### Exercise:
Your task is to transcribe all the entries exactly, excluding pictures.

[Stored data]
::::
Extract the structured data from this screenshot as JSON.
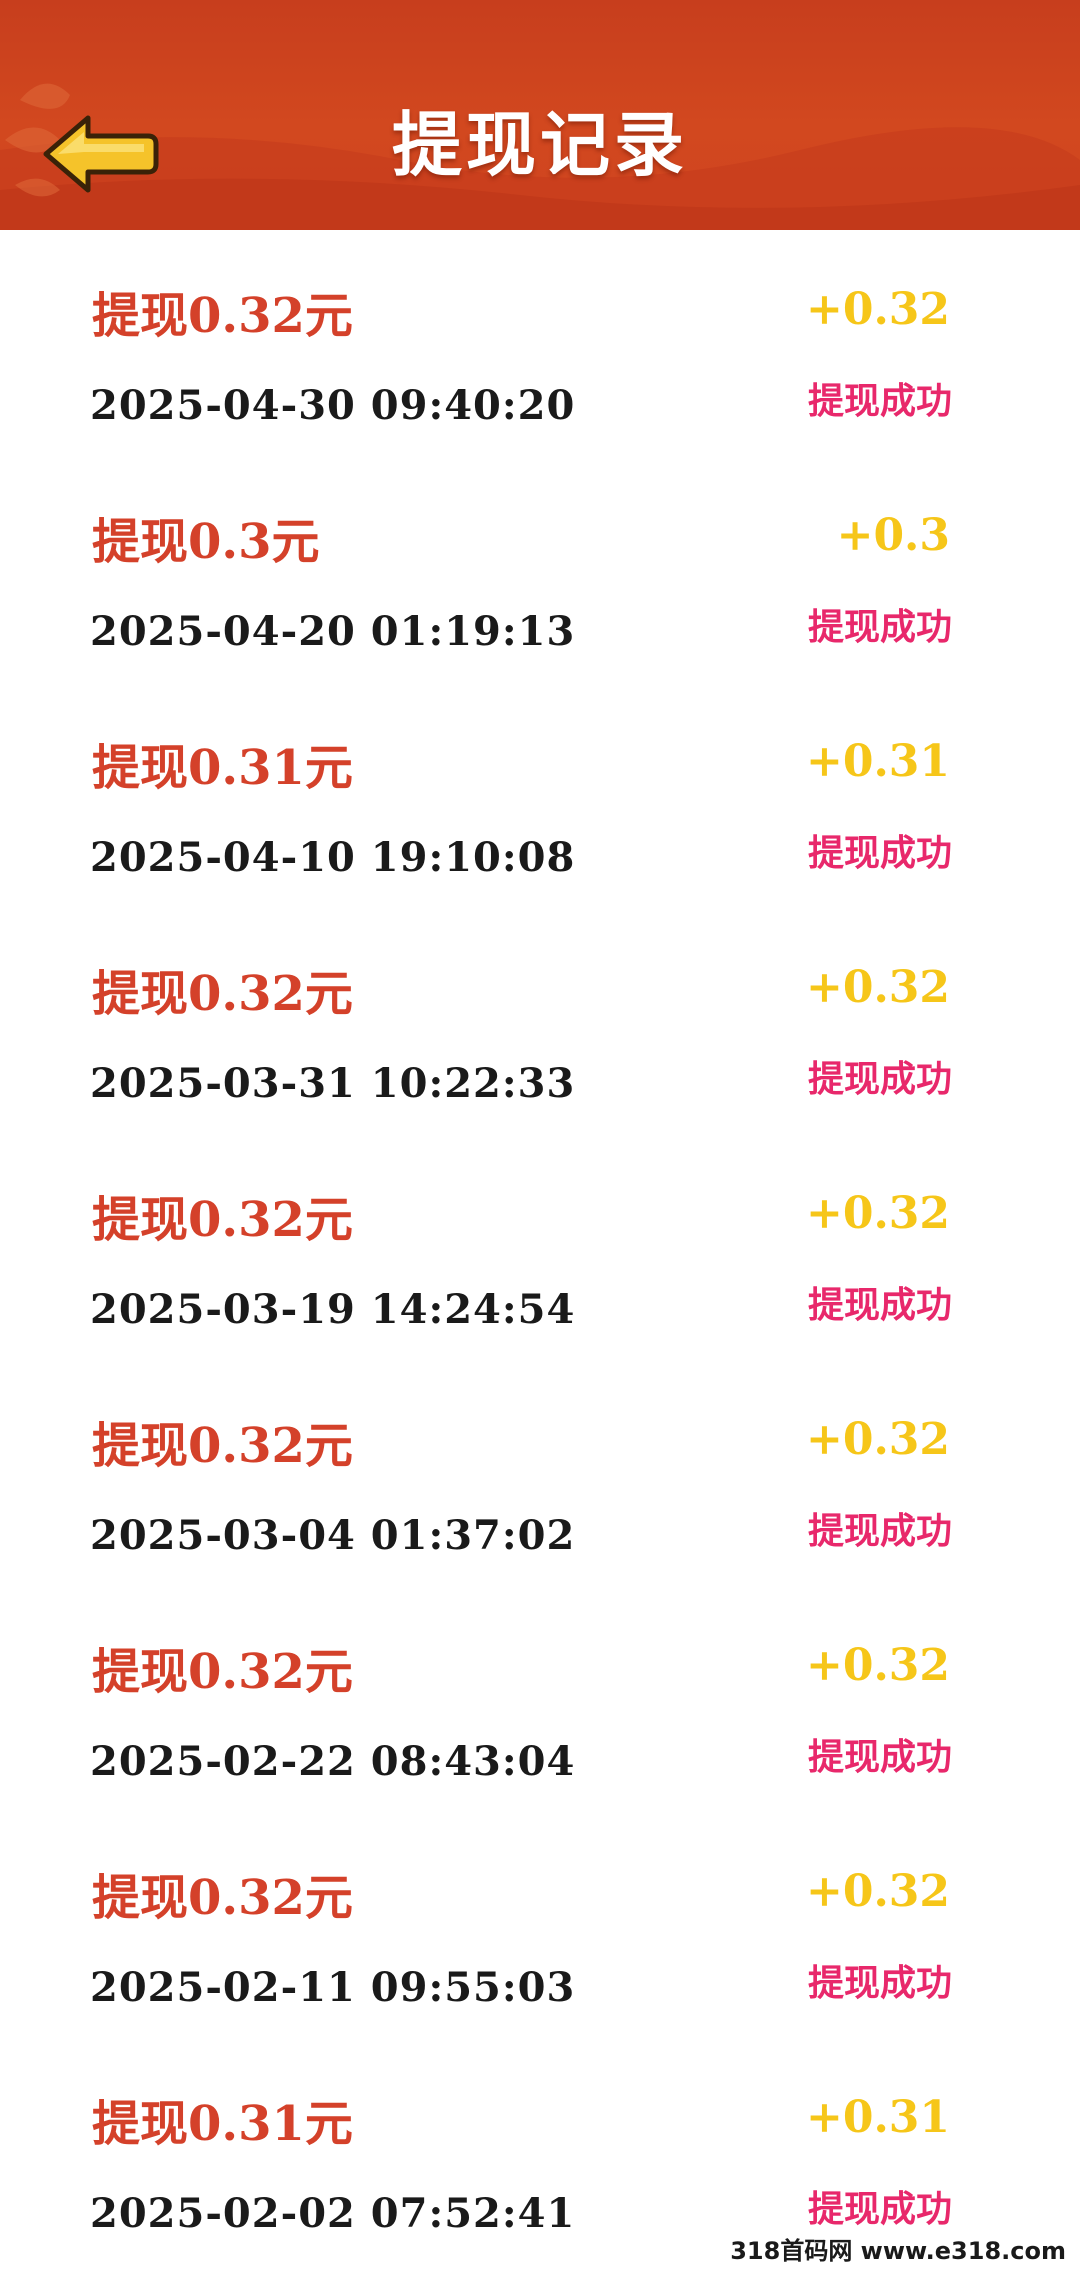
{
  "header": {
    "title": "提现记录",
    "back_icon": "back-arrow-icon",
    "bg_color": "#cd431f"
  },
  "colors": {
    "record_title": "#d4412a",
    "amount": "#f6c619",
    "timestamp": "#1a1a1a",
    "status": "#e8286b"
  },
  "records": [
    {
      "title": "提现0.32元",
      "amount": "+0.32",
      "time": "2025-04-30 09:40:20",
      "status": "提现成功"
    },
    {
      "title": "提现0.3元",
      "amount": "+0.3",
      "time": "2025-04-20 01:19:13",
      "status": "提现成功"
    },
    {
      "title": "提现0.31元",
      "amount": "+0.31",
      "time": "2025-04-10 19:10:08",
      "status": "提现成功"
    },
    {
      "title": "提现0.32元",
      "amount": "+0.32",
      "time": "2025-03-31 10:22:33",
      "status": "提现成功"
    },
    {
      "title": "提现0.32元",
      "amount": "+0.32",
      "time": "2025-03-19 14:24:54",
      "status": "提现成功"
    },
    {
      "title": "提现0.32元",
      "amount": "+0.32",
      "time": "2025-03-04 01:37:02",
      "status": "提现成功"
    },
    {
      "title": "提现0.32元",
      "amount": "+0.32",
      "time": "2025-02-22 08:43:04",
      "status": "提现成功"
    },
    {
      "title": "提现0.32元",
      "amount": "+0.32",
      "time": "2025-02-11 09:55:03",
      "status": "提现成功"
    },
    {
      "title": "提现0.31元",
      "amount": "+0.31",
      "time": "2025-02-02 07:52:41",
      "status": "提现成功"
    }
  ],
  "watermark": "318首码网 www.e318.com"
}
::::
### Solution for this exercise:
Extract the structured data from this screenshot as JSON.
{
  "header": {
    "title": "提现记录",
    "back_icon": "back-arrow-icon",
    "bg_color": "#cd431f"
  },
  "colors": {
    "record_title": "#d4412a",
    "amount": "#f6c619",
    "timestamp": "#1a1a1a",
    "status": "#e8286b"
  },
  "records": [
    {
      "title": "提现0.32元",
      "amount": "+0.32",
      "time": "2025-04-30 09:40:20",
      "status": "提现成功"
    },
    {
      "title": "提现0.3元",
      "amount": "+0.3",
      "time": "2025-04-20 01:19:13",
      "status": "提现成功"
    },
    {
      "title": "提现0.31元",
      "amount": "+0.31",
      "time": "2025-04-10 19:10:08",
      "status": "提现成功"
    },
    {
      "title": "提现0.32元",
      "amount": "+0.32",
      "time": "2025-03-31 10:22:33",
      "status": "提现成功"
    },
    {
      "title": "提现0.32元",
      "amount": "+0.32",
      "time": "2025-03-19 14:24:54",
      "status": "提现成功"
    },
    {
      "title": "提现0.32元",
      "amount": "+0.32",
      "time": "2025-03-04 01:37:02",
      "status": "提现成功"
    },
    {
      "title": "提现0.32元",
      "amount": "+0.32",
      "time": "2025-02-22 08:43:04",
      "status": "提现成功"
    },
    {
      "title": "提现0.32元",
      "amount": "+0.32",
      "time": "2025-02-11 09:55:03",
      "status": "提现成功"
    },
    {
      "title": "提现0.31元",
      "amount": "+0.31",
      "time": "2025-02-02 07:52:41",
      "status": "提现成功"
    }
  ],
  "watermark": "318首码网 www.e318.com"
}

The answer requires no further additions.